▶ DIRECTIVE
Every record below should be printed exactly as given.

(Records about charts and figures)
[START]
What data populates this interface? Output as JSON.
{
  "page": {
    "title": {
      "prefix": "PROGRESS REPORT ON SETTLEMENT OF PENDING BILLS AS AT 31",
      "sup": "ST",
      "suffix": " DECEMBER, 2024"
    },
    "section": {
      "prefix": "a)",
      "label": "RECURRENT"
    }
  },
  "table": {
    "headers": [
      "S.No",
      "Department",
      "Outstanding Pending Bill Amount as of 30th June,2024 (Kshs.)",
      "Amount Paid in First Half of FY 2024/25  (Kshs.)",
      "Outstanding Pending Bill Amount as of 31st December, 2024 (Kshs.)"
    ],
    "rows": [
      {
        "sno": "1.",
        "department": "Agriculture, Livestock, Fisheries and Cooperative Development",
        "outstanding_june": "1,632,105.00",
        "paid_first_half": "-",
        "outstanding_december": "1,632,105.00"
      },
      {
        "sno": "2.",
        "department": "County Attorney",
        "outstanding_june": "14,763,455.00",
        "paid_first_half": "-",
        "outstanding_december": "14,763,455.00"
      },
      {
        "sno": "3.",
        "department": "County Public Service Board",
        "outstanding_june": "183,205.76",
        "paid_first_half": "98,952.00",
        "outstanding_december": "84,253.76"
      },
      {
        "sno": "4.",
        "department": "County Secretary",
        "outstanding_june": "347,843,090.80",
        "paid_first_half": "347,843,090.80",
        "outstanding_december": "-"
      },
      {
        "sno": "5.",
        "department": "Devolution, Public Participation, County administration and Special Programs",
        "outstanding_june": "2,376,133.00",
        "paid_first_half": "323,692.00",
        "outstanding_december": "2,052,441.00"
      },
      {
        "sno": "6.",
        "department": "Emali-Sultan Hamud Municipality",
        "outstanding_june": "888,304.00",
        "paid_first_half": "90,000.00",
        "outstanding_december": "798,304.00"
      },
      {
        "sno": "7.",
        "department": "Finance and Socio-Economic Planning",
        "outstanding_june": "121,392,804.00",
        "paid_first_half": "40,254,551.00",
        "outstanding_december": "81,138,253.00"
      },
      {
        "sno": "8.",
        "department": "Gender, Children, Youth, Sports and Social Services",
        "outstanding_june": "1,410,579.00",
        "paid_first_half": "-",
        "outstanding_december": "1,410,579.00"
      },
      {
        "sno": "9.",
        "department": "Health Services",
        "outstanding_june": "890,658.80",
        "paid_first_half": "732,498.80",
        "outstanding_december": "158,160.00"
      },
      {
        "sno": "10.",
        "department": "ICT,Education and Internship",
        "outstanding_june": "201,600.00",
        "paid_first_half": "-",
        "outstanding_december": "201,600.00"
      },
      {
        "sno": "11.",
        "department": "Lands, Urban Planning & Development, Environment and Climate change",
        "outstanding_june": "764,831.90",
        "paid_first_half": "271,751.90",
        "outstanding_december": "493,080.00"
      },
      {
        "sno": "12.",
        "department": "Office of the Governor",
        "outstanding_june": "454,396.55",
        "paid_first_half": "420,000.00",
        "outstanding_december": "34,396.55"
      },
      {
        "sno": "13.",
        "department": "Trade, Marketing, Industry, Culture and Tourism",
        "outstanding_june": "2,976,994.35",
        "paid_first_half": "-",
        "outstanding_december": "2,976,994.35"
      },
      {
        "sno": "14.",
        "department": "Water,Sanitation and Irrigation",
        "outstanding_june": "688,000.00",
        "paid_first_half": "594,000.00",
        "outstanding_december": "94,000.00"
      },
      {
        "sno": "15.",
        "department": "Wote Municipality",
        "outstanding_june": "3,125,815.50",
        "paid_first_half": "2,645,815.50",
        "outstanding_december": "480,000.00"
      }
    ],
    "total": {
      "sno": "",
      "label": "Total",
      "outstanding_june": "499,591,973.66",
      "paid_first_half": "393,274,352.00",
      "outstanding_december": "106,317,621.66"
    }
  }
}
[END]
▶ EXERCISE OUTPUT
What data populates this interface? Output as JSON.
{
  "page": {
    "title": {
      "prefix": "PROGRESS REPORT ON SETTLEMENT OF PENDING BILLS AS AT 31",
      "sup": "ST",
      "suffix": " DECEMBER, 2024"
    },
    "section": {
      "prefix": "a)",
      "label": "RECURRENT"
    }
  },
  "table": {
    "headers": [
      "S.No",
      "Department",
      "Outstanding Pending Bill Amount as of 30th June,2024 (Kshs.)",
      "Amount Paid in First Half of FY 2024/25  (Kshs.)",
      "Outstanding Pending Bill Amount as of 31st December, 2024 (Kshs.)"
    ],
    "rows": [
      {
        "sno": "1.",
        "department": "Agriculture, Livestock, Fisheries and Cooperative Development",
        "outstanding_june": "1,632,105.00",
        "paid_first_half": "-",
        "outstanding_december": "1,632,105.00"
      },
      {
        "sno": "2.",
        "department": "County Attorney",
        "outstanding_june": "14,763,455.00",
        "paid_first_half": "-",
        "outstanding_december": "14,763,455.00"
      },
      {
        "sno": "3.",
        "department": "County Public Service Board",
        "outstanding_june": "183,205.76",
        "paid_first_half": "98,952.00",
        "outstanding_december": "84,253.76"
      },
      {
        "sno": "4.",
        "department": "County Secretary",
        "outstanding_june": "347,843,090.80",
        "paid_first_half": "347,843,090.80",
        "outstanding_december": "-"
      },
      {
        "sno": "5.",
        "department": "Devolution, Public Participation, County administration and Special Programs",
        "outstanding_june": "2,376,133.00",
        "paid_first_half": "323,692.00",
        "outstanding_december": "2,052,441.00"
      },
      {
        "sno": "6.",
        "department": "Emali-Sultan Hamud Municipality",
        "outstanding_june": "888,304.00",
        "paid_first_half": "90,000.00",
        "outstanding_december": "798,304.00"
      },
      {
        "sno": "7.",
        "department": "Finance and Socio-Economic Planning",
        "outstanding_june": "121,392,804.00",
        "paid_first_half": "40,254,551.00",
        "outstanding_december": "81,138,253.00"
      },
      {
        "sno": "8.",
        "department": "Gender, Children, Youth, Sports and Social Services",
        "outstanding_june": "1,410,579.00",
        "paid_first_half": "-",
        "outstanding_december": "1,410,579.00"
      },
      {
        "sno": "9.",
        "department": "Health Services",
        "outstanding_june": "890,658.80",
        "paid_first_half": "732,498.80",
        "outstanding_december": "158,160.00"
      },
      {
        "sno": "10.",
        "department": "ICT,Education and Internship",
        "outstanding_june": "201,600.00",
        "paid_first_half": "-",
        "outstanding_december": "201,600.00"
      },
      {
        "sno": "11.",
        "department": "Lands, Urban Planning & Development, Environment and Climate change",
        "outstanding_june": "764,831.90",
        "paid_first_half": "271,751.90",
        "outstanding_december": "493,080.00"
      },
      {
        "sno": "12.",
        "department": "Office of the Governor",
        "outstanding_june": "454,396.55",
        "paid_first_half": "420,000.00",
        "outstanding_december": "34,396.55"
      },
      {
        "sno": "13.",
        "department": "Trade, Marketing, Industry, Culture and Tourism",
        "outstanding_june": "2,976,994.35",
        "paid_first_half": "-",
        "outstanding_december": "2,976,994.35"
      },
      {
        "sno": "14.",
        "department": "Water,Sanitation and Irrigation",
        "outstanding_june": "688,000.00",
        "paid_first_half": "594,000.00",
        "outstanding_december": "94,000.00"
      },
      {
        "sno": "15.",
        "department": "Wote Municipality",
        "outstanding_june": "3,125,815.50",
        "paid_first_half": "2,645,815.50",
        "outstanding_december": "480,000.00"
      }
    ],
    "total": {
      "sno": "",
      "label": "Total",
      "outstanding_june": "499,591,973.66",
      "paid_first_half": "393,274,352.00",
      "outstanding_december": "106,317,621.66"
    }
  }
}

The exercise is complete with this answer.